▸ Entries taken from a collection
::::::::
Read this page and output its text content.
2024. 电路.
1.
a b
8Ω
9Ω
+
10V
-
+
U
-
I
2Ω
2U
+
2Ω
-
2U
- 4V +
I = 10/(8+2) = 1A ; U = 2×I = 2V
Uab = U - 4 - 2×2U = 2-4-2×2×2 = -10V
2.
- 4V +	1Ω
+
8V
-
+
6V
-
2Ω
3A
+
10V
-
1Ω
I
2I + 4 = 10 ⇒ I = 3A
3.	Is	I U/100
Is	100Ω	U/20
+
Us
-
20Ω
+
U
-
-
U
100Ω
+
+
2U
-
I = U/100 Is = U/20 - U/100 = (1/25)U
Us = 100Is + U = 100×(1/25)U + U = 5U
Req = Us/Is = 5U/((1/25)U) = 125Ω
::::::::
▸ Your task
Reproduce the records word for word.

▸ Full solution
Read this page and output its text content.
2024. 电路.
1.
a b
8Ω
9Ω
+
10V
-
+
U
-
I
2Ω
2U
+
2Ω
-
2U
- 4V +
I = 10/(8+2) = 1A ; U = 2×I = 2V
Uab = U - 4 - 2×2U = 2-4-2×2×2 = -10V
2.
- 4V +	1Ω
+
8V
-
+
6V
-
2Ω
3A
+
10V
-
1Ω
I
2I + 4 = 10 ⇒ I = 3A
3.	Is	I U/100
Is	100Ω	U/20
+
Us
-
20Ω
+
U
-
-
U
100Ω
+
+
2U
-
I = U/100 Is = U/20 - U/100 = (1/25)U
Us = 100Is + U = 100×(1/25)U + U = 5U
Req = Us/Is = 5U/((1/25)U) = 125Ω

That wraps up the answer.